##### EXERCISE MATERIAL

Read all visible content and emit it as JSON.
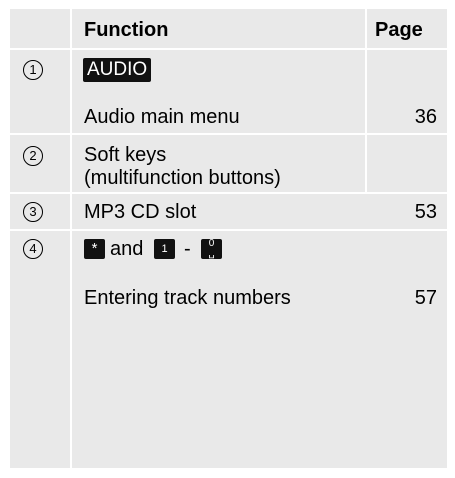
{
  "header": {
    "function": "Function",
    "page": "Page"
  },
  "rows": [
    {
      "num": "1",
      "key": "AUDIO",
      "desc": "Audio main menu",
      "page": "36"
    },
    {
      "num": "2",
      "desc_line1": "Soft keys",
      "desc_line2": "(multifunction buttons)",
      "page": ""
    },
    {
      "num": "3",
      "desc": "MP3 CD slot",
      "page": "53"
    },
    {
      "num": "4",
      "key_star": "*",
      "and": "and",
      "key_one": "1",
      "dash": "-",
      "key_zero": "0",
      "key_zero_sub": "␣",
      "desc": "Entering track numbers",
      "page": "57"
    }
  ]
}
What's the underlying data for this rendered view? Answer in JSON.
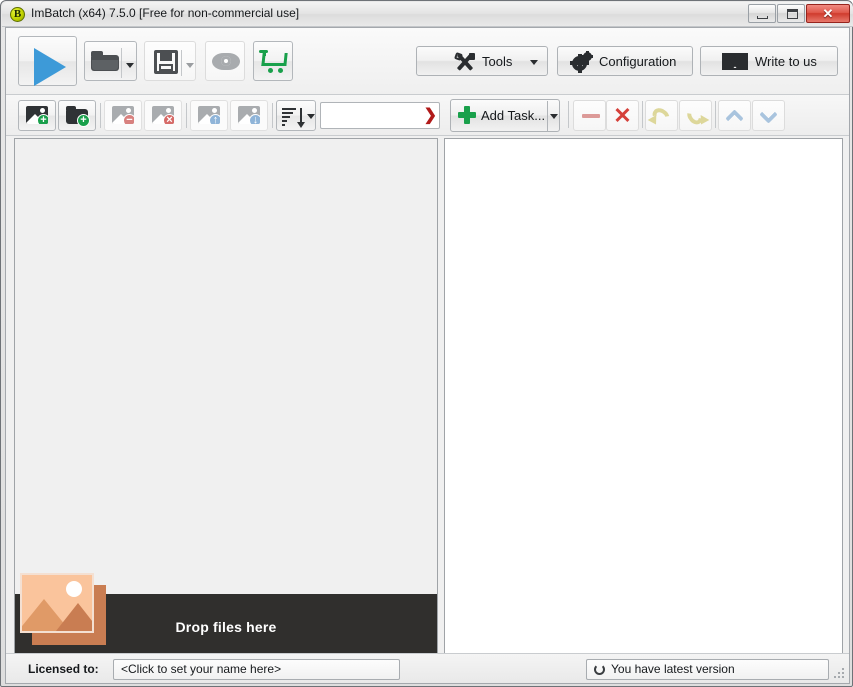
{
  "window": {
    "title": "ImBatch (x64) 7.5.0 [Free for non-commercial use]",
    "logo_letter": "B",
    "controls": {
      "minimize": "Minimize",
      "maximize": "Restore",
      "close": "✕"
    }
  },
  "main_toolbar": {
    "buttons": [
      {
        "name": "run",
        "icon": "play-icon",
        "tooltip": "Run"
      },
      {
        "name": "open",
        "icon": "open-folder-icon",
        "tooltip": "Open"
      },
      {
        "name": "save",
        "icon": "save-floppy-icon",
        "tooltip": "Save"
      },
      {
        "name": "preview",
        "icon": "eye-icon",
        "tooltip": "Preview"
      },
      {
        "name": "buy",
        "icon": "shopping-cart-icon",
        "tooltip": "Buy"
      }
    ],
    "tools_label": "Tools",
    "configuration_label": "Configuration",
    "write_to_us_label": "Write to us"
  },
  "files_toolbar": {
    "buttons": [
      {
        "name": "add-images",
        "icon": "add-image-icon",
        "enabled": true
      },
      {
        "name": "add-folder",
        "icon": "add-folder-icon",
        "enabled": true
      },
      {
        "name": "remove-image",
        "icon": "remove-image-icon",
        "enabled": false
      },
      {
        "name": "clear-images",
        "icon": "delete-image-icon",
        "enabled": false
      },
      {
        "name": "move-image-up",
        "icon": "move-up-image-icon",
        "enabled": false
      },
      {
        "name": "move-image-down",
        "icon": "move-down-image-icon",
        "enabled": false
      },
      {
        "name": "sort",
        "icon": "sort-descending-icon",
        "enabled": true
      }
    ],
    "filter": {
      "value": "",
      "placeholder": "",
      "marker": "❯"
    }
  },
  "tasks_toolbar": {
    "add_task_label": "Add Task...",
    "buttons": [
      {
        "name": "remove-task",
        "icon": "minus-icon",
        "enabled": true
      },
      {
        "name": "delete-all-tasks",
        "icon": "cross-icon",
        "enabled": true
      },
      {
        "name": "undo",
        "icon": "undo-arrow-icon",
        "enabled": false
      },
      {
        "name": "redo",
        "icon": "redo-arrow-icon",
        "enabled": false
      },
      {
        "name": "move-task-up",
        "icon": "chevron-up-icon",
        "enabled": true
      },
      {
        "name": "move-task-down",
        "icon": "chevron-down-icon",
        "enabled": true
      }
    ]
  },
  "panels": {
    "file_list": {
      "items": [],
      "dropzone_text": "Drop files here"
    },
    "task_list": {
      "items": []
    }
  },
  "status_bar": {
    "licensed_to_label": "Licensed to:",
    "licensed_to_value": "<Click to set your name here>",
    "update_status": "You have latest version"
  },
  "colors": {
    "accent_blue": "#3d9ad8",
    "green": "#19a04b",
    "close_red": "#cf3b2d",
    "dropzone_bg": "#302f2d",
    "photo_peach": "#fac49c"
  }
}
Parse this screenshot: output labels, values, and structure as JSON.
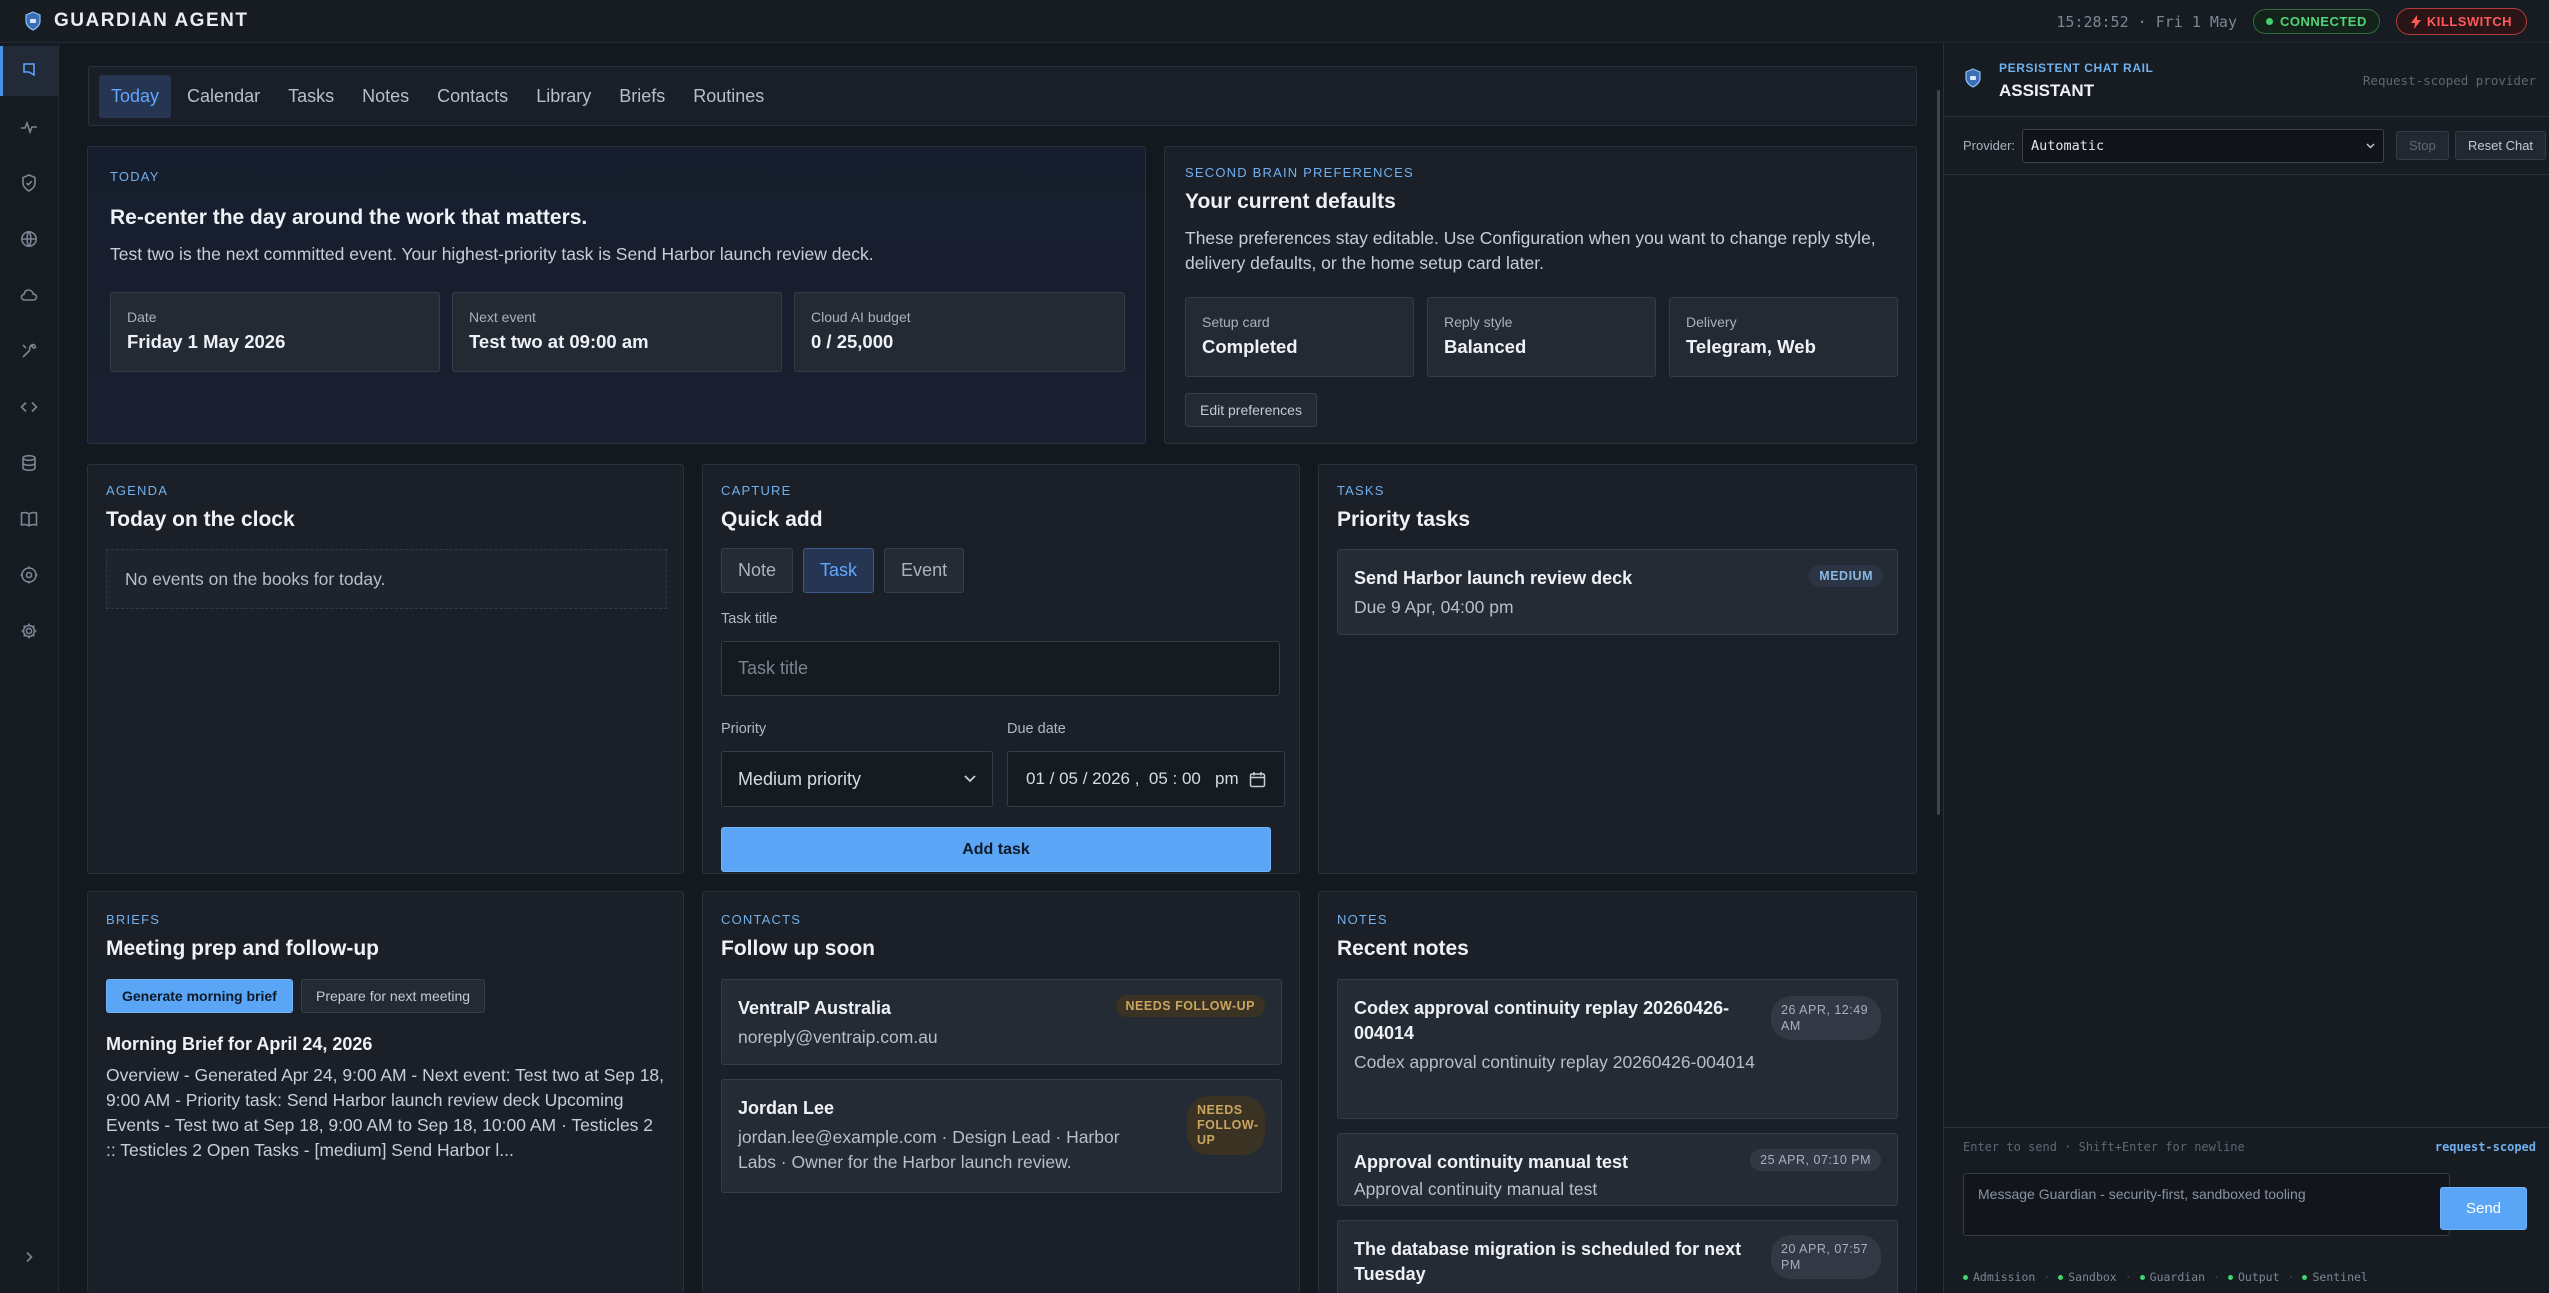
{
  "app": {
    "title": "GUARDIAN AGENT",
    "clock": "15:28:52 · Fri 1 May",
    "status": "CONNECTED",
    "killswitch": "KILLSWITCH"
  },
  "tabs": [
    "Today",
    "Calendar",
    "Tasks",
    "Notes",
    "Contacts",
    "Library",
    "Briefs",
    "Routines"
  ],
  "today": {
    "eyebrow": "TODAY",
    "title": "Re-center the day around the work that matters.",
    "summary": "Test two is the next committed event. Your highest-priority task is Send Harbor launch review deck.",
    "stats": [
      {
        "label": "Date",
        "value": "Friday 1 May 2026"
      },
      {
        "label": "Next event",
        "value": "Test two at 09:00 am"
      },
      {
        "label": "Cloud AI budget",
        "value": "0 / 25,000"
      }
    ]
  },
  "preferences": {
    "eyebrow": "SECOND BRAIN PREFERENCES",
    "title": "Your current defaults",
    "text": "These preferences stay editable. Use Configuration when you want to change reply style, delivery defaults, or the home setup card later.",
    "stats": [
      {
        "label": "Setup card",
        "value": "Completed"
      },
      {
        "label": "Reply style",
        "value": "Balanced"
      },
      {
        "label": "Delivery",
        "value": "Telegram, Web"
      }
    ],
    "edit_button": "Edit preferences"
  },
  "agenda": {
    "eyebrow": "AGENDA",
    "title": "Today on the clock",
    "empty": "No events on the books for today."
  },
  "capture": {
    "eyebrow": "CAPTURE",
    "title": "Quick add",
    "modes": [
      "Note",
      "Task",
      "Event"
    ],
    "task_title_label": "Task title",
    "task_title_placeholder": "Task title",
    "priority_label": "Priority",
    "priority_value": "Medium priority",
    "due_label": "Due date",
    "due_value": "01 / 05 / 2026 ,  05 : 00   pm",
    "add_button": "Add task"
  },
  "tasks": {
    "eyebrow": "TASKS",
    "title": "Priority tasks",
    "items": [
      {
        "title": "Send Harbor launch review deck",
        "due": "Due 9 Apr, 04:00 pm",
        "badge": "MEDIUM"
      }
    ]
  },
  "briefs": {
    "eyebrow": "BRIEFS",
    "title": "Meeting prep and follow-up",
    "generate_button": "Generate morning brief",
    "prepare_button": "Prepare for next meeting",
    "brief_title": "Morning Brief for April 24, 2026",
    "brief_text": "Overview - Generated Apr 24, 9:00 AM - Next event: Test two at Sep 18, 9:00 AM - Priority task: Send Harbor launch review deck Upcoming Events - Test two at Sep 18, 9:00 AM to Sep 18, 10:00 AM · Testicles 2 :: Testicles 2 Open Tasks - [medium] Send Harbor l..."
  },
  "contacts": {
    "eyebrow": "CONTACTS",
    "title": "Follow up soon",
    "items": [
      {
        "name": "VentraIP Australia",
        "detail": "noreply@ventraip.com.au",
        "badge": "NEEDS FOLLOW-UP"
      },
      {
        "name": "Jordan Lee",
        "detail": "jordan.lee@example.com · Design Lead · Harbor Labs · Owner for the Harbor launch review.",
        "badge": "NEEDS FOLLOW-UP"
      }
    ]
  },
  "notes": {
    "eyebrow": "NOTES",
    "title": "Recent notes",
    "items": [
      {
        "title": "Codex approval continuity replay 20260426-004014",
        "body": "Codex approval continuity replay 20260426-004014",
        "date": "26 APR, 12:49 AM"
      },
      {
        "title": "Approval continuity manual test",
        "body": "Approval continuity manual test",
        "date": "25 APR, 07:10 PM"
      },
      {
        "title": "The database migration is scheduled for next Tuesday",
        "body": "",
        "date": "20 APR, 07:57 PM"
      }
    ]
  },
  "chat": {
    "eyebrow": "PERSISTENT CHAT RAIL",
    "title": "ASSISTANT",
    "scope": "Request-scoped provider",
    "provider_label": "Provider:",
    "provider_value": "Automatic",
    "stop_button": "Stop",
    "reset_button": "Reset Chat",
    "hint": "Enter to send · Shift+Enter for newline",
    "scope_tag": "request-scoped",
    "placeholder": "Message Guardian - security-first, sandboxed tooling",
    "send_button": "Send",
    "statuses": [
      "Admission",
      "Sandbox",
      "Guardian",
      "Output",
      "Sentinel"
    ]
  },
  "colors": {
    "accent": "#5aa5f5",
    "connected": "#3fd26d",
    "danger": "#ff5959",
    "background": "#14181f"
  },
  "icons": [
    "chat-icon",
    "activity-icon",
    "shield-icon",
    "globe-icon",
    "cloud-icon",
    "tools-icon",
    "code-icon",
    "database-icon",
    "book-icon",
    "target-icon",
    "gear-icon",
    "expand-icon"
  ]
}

##########

In the entries above, find each line with the word "arrow" and copy it.

SOLUTION BELOW:
        "icon": "undo-arrow-icon",
        "icon": "redo-arrow-icon",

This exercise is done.